Records that describe figures:
------

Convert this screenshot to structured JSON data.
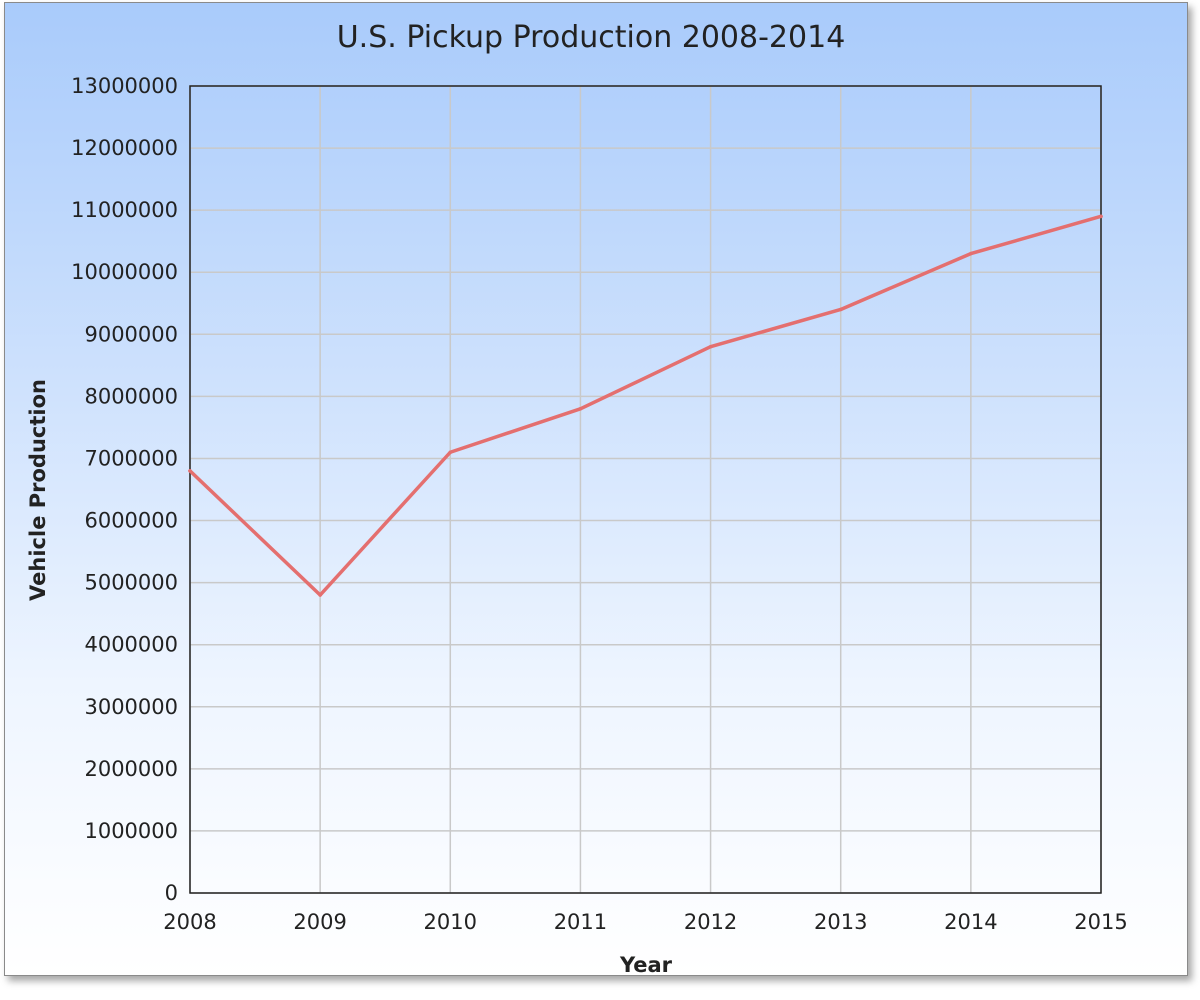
{
  "chart_data": {
    "type": "line",
    "title": "U.S. Pickup Production 2008-2014",
    "xlabel": "Year",
    "ylabel": "Vehicle Production",
    "x": [
      2008,
      2009,
      2010,
      2011,
      2012,
      2013,
      2014,
      2015
    ],
    "xlim": [
      2008,
      2015
    ],
    "ylim": [
      0,
      13000000
    ],
    "y_ticks": [
      0,
      1000000,
      2000000,
      3000000,
      4000000,
      5000000,
      6000000,
      7000000,
      8000000,
      9000000,
      10000000,
      11000000,
      12000000,
      13000000
    ],
    "x_ticks": [
      "2008",
      "2009",
      "2010",
      "2011",
      "2012",
      "2013",
      "2014",
      "2015"
    ],
    "grid": true,
    "legend": "none",
    "series": [
      {
        "name": "Vehicle Production",
        "color": "#e46f6f",
        "values": [
          6800000,
          4800000,
          7100000,
          7800000,
          8800000,
          9400000,
          10300000,
          10900000
        ]
      }
    ]
  },
  "colors": {
    "grid": "#c9c9c9",
    "axis": "#222222",
    "line": "#e46f6f",
    "plot_background": "transparent"
  }
}
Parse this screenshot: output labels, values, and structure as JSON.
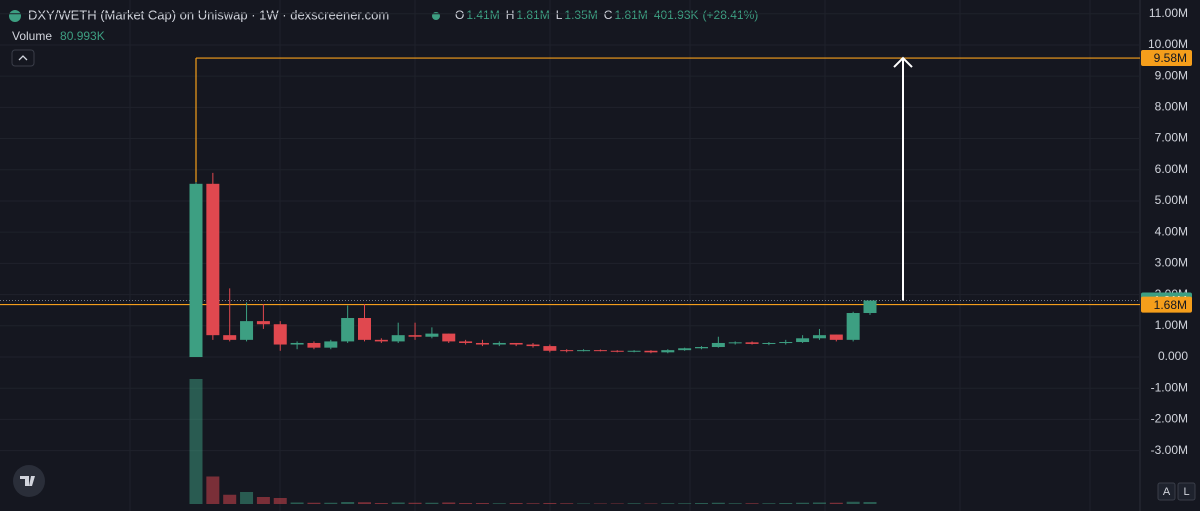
{
  "chart_data": {
    "type": "candlestick",
    "title": "DXY/WETH (Market Cap) on Uniswap · 1W · dexscreener.com",
    "legend": [
      {
        "key": "O",
        "value": 1410000,
        "label": "1.41M"
      },
      {
        "key": "H",
        "value": 1810000,
        "label": "1.81M"
      },
      {
        "key": "L",
        "value": 1350000,
        "label": "1.35M"
      },
      {
        "key": "C",
        "value": 1810000,
        "label": "1.81M"
      }
    ],
    "change": {
      "value": 401930,
      "label": "401.93K"
    },
    "change_pct": {
      "value": 28.41,
      "label": "(+28.41%)"
    },
    "volume_title": "Volume",
    "volume_last": {
      "value": 80993,
      "label": "80.993K"
    },
    "open": [
      0,
      5550000,
      700000,
      550000,
      1150000,
      1050000,
      400000,
      450000,
      300000,
      500000,
      1250000,
      550000,
      500000,
      700000,
      650000,
      750000,
      500000,
      450000,
      400000,
      450000,
      400000,
      350000,
      220000,
      200000,
      220000,
      200000,
      180000,
      200000,
      150000,
      220000,
      280000,
      320000,
      450000,
      470000,
      420000,
      450000,
      480000,
      600000,
      720000,
      550000,
      1410000
    ],
    "high": [
      5600000,
      5900000,
      2200000,
      1750000,
      1700000,
      1150000,
      500000,
      500000,
      550000,
      1650000,
      1700000,
      600000,
      1100000,
      1100000,
      950000,
      750000,
      550000,
      550000,
      500000,
      450000,
      450000,
      400000,
      250000,
      250000,
      240000,
      220000,
      220000,
      220000,
      250000,
      300000,
      350000,
      650000,
      500000,
      500000,
      480000,
      550000,
      700000,
      900000,
      720000,
      1450000,
      1810000
    ],
    "low": [
      0,
      550000,
      500000,
      500000,
      900000,
      200000,
      250000,
      250000,
      250000,
      450000,
      500000,
      450000,
      450000,
      550000,
      600000,
      450000,
      400000,
      350000,
      350000,
      350000,
      300000,
      150000,
      150000,
      180000,
      180000,
      150000,
      150000,
      120000,
      120000,
      200000,
      250000,
      300000,
      400000,
      400000,
      380000,
      400000,
      450000,
      550000,
      500000,
      500000,
      1350000
    ],
    "close": [
      5550000,
      700000,
      550000,
      1150000,
      1050000,
      400000,
      450000,
      300000,
      500000,
      1250000,
      550000,
      500000,
      700000,
      650000,
      750000,
      500000,
      450000,
      400000,
      450000,
      400000,
      350000,
      200000,
      200000,
      220000,
      200000,
      180000,
      200000,
      150000,
      220000,
      280000,
      320000,
      450000,
      470000,
      420000,
      450000,
      480000,
      600000,
      700000,
      550000,
      1410000,
      1810000
    ],
    "volume": [
      5000000,
      1100000,
      370000,
      480000,
      280000,
      240000,
      60000,
      50000,
      50000,
      80000,
      70000,
      40000,
      60000,
      50000,
      50000,
      60000,
      40000,
      40000,
      30000,
      40000,
      30000,
      40000,
      30000,
      20000,
      20000,
      20000,
      30000,
      20000,
      30000,
      30000,
      40000,
      50000,
      30000,
      30000,
      30000,
      40000,
      50000,
      60000,
      50000,
      90000,
      80993
    ],
    "up_color": "#3d9f82",
    "down_color": "#e0484f",
    "ylim": [
      -4710000,
      11440000
    ],
    "yticks": [
      {
        "value": 11000000,
        "label": "11.00M"
      },
      {
        "value": 10000000,
        "label": "10.00M"
      },
      {
        "value": 9000000,
        "label": "9.00M"
      },
      {
        "value": 8000000,
        "label": "8.00M"
      },
      {
        "value": 7000000,
        "label": "7.00M"
      },
      {
        "value": 6000000,
        "label": "6.00M"
      },
      {
        "value": 5000000,
        "label": "5.00M"
      },
      {
        "value": 4000000,
        "label": "4.00M"
      },
      {
        "value": 3000000,
        "label": "3.00M"
      },
      {
        "value": 2000000,
        "label": "2.00M"
      },
      {
        "value": 1000000,
        "label": "1.00M"
      },
      {
        "value": 0,
        "label": "0.000"
      },
      {
        "value": -1000000,
        "label": "-1.00M"
      },
      {
        "value": -2000000,
        "label": "-2.00M"
      },
      {
        "value": -3000000,
        "label": "-3.00M"
      }
    ],
    "grid": true,
    "price_lines": [
      {
        "value": 9580000,
        "label": "9.58M",
        "color": "#f59e1b"
      },
      {
        "value": 1810000,
        "label": "1.81M",
        "color": "#3d9f82"
      },
      {
        "value": 1680000,
        "label": "1.68M",
        "color": "#f59e1b"
      }
    ],
    "buttons": [
      "A",
      "L"
    ]
  }
}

------

### To do:
Pictures stay out; reproduce every line of the records exactly.

### Expected answer:
Convert this screenshot to structured JSON data.
{
  "chart_data": {
    "type": "line",
    "title": "U.S. Pickup Production 2008-2014",
    "xlabel": "Year",
    "ylabel": "Vehicle Production",
    "x": [
      2008,
      2009,
      2010,
      2011,
      2012,
      2013,
      2014,
      2015
    ],
    "xlim": [
      2008,
      2015
    ],
    "ylim": [
      0,
      13000000
    ],
    "y_ticks": [
      0,
      1000000,
      2000000,
      3000000,
      4000000,
      5000000,
      6000000,
      7000000,
      8000000,
      9000000,
      10000000,
      11000000,
      12000000,
      13000000
    ],
    "x_ticks": [
      "2008",
      "2009",
      "2010",
      "2011",
      "2012",
      "2013",
      "2014",
      "2015"
    ],
    "grid": true,
    "legend": "none",
    "series": [
      {
        "name": "Vehicle Production",
        "color": "#e46f6f",
        "values": [
          6800000,
          4800000,
          7100000,
          7800000,
          8800000,
          9400000,
          10300000,
          10900000
        ]
      }
    ]
  },
  "colors": {
    "grid": "#c9c9c9",
    "axis": "#222222",
    "line": "#e46f6f",
    "plot_background": "transparent"
  }
}
Parse this screenshot: output labels, values, and structure as JSON.
{
  "chart_data": {
    "type": "candlestick",
    "title": "DXY/WETH (Market Cap) on Uniswap · 1W · dexscreener.com",
    "legend": [
      {
        "key": "O",
        "value": 1410000,
        "label": "1.41M"
      },
      {
        "key": "H",
        "value": 1810000,
        "label": "1.81M"
      },
      {
        "key": "L",
        "value": 1350000,
        "label": "1.35M"
      },
      {
        "key": "C",
        "value": 1810000,
        "label": "1.81M"
      }
    ],
    "change": {
      "value": 401930,
      "label": "401.93K"
    },
    "change_pct": {
      "value": 28.41,
      "label": "(+28.41%)"
    },
    "volume_title": "Volume",
    "volume_last": {
      "value": 80993,
      "label": "80.993K"
    },
    "open": [
      0,
      5550000,
      700000,
      550000,
      1150000,
      1050000,
      400000,
      450000,
      300000,
      500000,
      1250000,
      550000,
      500000,
      700000,
      650000,
      750000,
      500000,
      450000,
      400000,
      450000,
      400000,
      350000,
      220000,
      200000,
      220000,
      200000,
      180000,
      200000,
      150000,
      220000,
      280000,
      320000,
      450000,
      470000,
      420000,
      450000,
      480000,
      600000,
      720000,
      550000,
      1410000
    ],
    "high": [
      5600000,
      5900000,
      2200000,
      1750000,
      1700000,
      1150000,
      500000,
      500000,
      550000,
      1650000,
      1700000,
      600000,
      1100000,
      1100000,
      950000,
      750000,
      550000,
      550000,
      500000,
      450000,
      450000,
      400000,
      250000,
      250000,
      240000,
      220000,
      220000,
      220000,
      250000,
      300000,
      350000,
      650000,
      500000,
      500000,
      480000,
      550000,
      700000,
      900000,
      720000,
      1450000,
      1810000
    ],
    "low": [
      0,
      550000,
      500000,
      500000,
      900000,
      200000,
      250000,
      250000,
      250000,
      450000,
      500000,
      450000,
      450000,
      550000,
      600000,
      450000,
      400000,
      350000,
      350000,
      350000,
      300000,
      150000,
      150000,
      180000,
      180000,
      150000,
      150000,
      120000,
      120000,
      200000,
      250000,
      300000,
      400000,
      400000,
      380000,
      400000,
      450000,
      550000,
      500000,
      500000,
      1350000
    ],
    "close": [
      5550000,
      700000,
      550000,
      1150000,
      1050000,
      400000,
      450000,
      300000,
      500000,
      1250000,
      550000,
      500000,
      700000,
      650000,
      750000,
      500000,
      450000,
      400000,
      450000,
      400000,
      350000,
      200000,
      200000,
      220000,
      200000,
      180000,
      200000,
      150000,
      220000,
      280000,
      320000,
      450000,
      470000,
      420000,
      450000,
      480000,
      600000,
      700000,
      550000,
      1410000,
      1810000
    ],
    "volume": [
      5000000,
      1100000,
      370000,
      480000,
      280000,
      240000,
      60000,
      50000,
      50000,
      80000,
      70000,
      40000,
      60000,
      50000,
      50000,
      60000,
      40000,
      40000,
      30000,
      40000,
      30000,
      40000,
      30000,
      20000,
      20000,
      20000,
      30000,
      20000,
      30000,
      30000,
      40000,
      50000,
      30000,
      30000,
      30000,
      40000,
      50000,
      60000,
      50000,
      90000,
      80993
    ],
    "up_color": "#3d9f82",
    "down_color": "#e0484f",
    "ylim": [
      -4710000,
      11440000
    ],
    "yticks": [
      {
        "value": 11000000,
        "label": "11.00M"
      },
      {
        "value": 10000000,
        "label": "10.00M"
      },
      {
        "value": 9000000,
        "label": "9.00M"
      },
      {
        "value": 8000000,
        "label": "8.00M"
      },
      {
        "value": 7000000,
        "label": "7.00M"
      },
      {
        "value": 6000000,
        "label": "6.00M"
      },
      {
        "value": 5000000,
        "label": "5.00M"
      },
      {
        "value": 4000000,
        "label": "4.00M"
      },
      {
        "value": 3000000,
        "label": "3.00M"
      },
      {
        "value": 2000000,
        "label": "2.00M"
      },
      {
        "value": 1000000,
        "label": "1.00M"
      },
      {
        "value": 0,
        "label": "0.000"
      },
      {
        "value": -1000000,
        "label": "-1.00M"
      },
      {
        "value": -2000000,
        "label": "-2.00M"
      },
      {
        "value": -3000000,
        "label": "-3.00M"
      }
    ],
    "grid": true,
    "price_lines": [
      {
        "value": 9580000,
        "label": "9.58M",
        "color": "#f59e1b"
      },
      {
        "value": 1810000,
        "label": "1.81M",
        "color": "#3d9f82"
      },
      {
        "value": 1680000,
        "label": "1.68M",
        "color": "#f59e1b"
      }
    ],
    "buttons": [
      "A",
      "L"
    ]
  }
}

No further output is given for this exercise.